— Begin Input —

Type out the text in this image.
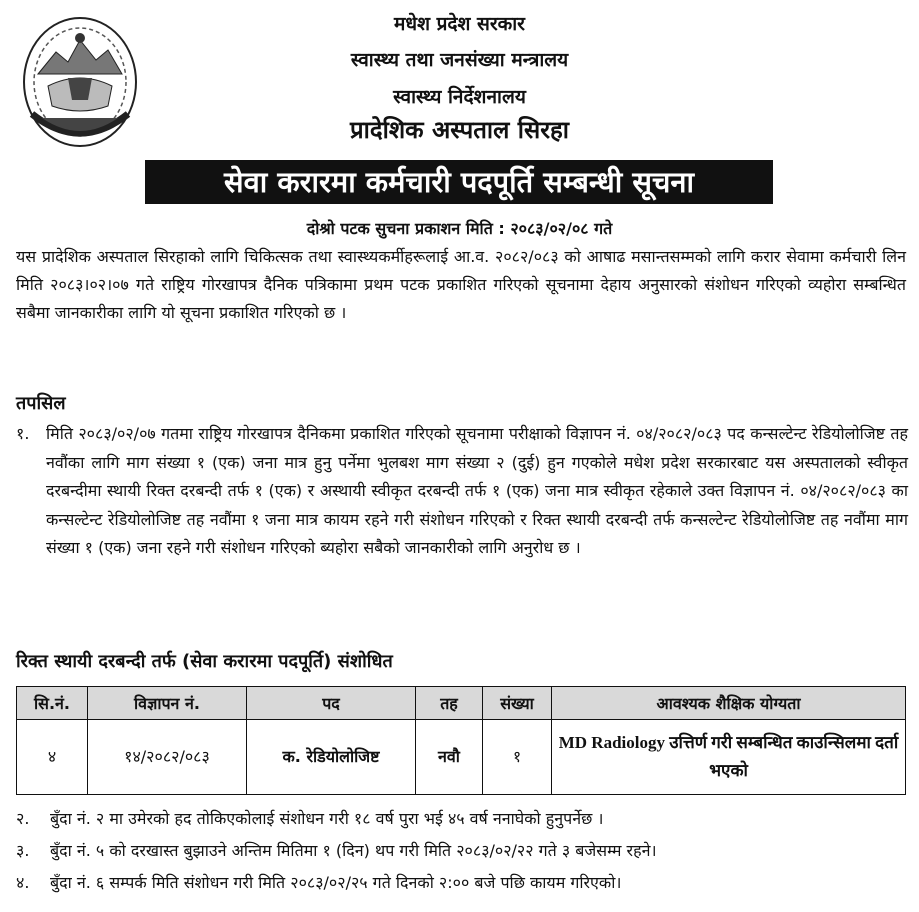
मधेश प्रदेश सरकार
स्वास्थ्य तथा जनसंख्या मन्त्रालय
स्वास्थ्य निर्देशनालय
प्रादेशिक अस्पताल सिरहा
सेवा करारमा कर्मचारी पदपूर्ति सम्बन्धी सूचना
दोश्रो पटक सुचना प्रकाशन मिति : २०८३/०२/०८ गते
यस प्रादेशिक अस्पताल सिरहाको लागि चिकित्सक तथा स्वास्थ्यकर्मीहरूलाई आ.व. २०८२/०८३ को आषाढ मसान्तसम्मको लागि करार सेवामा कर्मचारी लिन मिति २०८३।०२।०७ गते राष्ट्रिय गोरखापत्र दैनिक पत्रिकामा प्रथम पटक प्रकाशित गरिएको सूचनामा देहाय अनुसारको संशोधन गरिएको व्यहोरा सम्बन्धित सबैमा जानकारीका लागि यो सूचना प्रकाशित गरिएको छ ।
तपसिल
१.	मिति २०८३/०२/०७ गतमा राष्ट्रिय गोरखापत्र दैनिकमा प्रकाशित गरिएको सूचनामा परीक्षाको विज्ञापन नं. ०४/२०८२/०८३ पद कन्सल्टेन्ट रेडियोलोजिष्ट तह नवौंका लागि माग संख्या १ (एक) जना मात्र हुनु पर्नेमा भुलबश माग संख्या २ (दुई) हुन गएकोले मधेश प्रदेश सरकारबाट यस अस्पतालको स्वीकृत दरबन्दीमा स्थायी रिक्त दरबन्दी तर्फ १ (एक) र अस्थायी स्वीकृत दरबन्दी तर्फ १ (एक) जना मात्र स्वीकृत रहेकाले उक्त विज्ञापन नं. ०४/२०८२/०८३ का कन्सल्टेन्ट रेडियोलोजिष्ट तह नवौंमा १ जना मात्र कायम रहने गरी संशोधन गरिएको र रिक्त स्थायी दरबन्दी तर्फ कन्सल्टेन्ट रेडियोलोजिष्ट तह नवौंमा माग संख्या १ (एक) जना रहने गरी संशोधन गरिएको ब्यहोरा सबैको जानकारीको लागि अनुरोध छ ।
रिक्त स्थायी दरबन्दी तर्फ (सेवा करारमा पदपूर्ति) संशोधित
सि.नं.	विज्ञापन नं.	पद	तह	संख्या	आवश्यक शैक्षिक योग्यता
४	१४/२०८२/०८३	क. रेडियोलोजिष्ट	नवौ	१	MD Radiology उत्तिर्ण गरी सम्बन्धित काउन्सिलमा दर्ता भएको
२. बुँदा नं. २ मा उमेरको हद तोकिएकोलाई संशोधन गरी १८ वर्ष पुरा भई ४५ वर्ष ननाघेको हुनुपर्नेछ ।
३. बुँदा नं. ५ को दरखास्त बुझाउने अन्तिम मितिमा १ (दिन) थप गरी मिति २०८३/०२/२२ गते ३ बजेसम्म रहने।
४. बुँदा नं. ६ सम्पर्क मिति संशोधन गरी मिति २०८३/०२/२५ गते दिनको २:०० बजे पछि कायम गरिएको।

— End Input —
— Begin Input —

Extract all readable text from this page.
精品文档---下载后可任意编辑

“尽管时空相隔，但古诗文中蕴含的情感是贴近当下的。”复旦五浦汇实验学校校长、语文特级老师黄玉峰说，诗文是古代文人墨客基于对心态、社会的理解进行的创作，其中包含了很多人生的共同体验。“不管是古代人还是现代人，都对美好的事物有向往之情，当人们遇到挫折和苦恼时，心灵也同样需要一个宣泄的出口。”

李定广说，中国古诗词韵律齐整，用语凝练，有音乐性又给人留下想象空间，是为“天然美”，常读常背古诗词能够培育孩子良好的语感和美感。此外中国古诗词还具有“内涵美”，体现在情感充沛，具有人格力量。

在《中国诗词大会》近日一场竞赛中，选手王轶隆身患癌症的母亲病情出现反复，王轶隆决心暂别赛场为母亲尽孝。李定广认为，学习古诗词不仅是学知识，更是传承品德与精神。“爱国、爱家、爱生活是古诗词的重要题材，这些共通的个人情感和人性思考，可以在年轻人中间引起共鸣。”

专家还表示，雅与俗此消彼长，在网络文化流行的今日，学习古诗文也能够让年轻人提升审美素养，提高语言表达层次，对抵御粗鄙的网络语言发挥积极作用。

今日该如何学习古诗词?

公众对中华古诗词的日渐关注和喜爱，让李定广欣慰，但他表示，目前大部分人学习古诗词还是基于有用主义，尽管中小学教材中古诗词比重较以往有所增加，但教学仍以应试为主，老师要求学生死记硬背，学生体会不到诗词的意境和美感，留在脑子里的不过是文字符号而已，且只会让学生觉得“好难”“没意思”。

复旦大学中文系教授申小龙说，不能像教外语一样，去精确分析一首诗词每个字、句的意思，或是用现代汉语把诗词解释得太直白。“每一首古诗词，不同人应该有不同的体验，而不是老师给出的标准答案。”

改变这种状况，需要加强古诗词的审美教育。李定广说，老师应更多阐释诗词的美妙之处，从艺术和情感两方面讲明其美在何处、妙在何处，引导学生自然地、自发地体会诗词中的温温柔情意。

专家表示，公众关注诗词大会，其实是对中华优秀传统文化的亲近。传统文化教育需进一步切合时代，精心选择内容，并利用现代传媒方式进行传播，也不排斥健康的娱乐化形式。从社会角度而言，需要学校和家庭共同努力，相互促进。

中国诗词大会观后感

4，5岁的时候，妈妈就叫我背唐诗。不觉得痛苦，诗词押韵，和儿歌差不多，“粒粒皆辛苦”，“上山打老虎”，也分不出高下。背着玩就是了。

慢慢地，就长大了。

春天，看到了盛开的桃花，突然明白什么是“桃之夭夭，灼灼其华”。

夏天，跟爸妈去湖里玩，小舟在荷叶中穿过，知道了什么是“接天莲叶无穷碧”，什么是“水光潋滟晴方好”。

— End Input —

**Task description:** From the listing, copy each line containing the word "李定广说".

**Output below:**
李定广说，中国古诗词韵律齐整，用语凝练，有音乐性又给人留下想象空间，是为“天然美”，常读常背古诗词能够培育孩子良好的语感和美感。此外中国古诗词还具有“内涵美”，体现在情感充沛，具有人格力量。
改变这种状况，需要加强古诗词的审美教育。李定广说，老师应更多阐释诗词的美妙之处，从艺术和情感两方面讲明其美在何处、妙在何处，引导学生自然地、自发地体会诗词中的温温柔情意。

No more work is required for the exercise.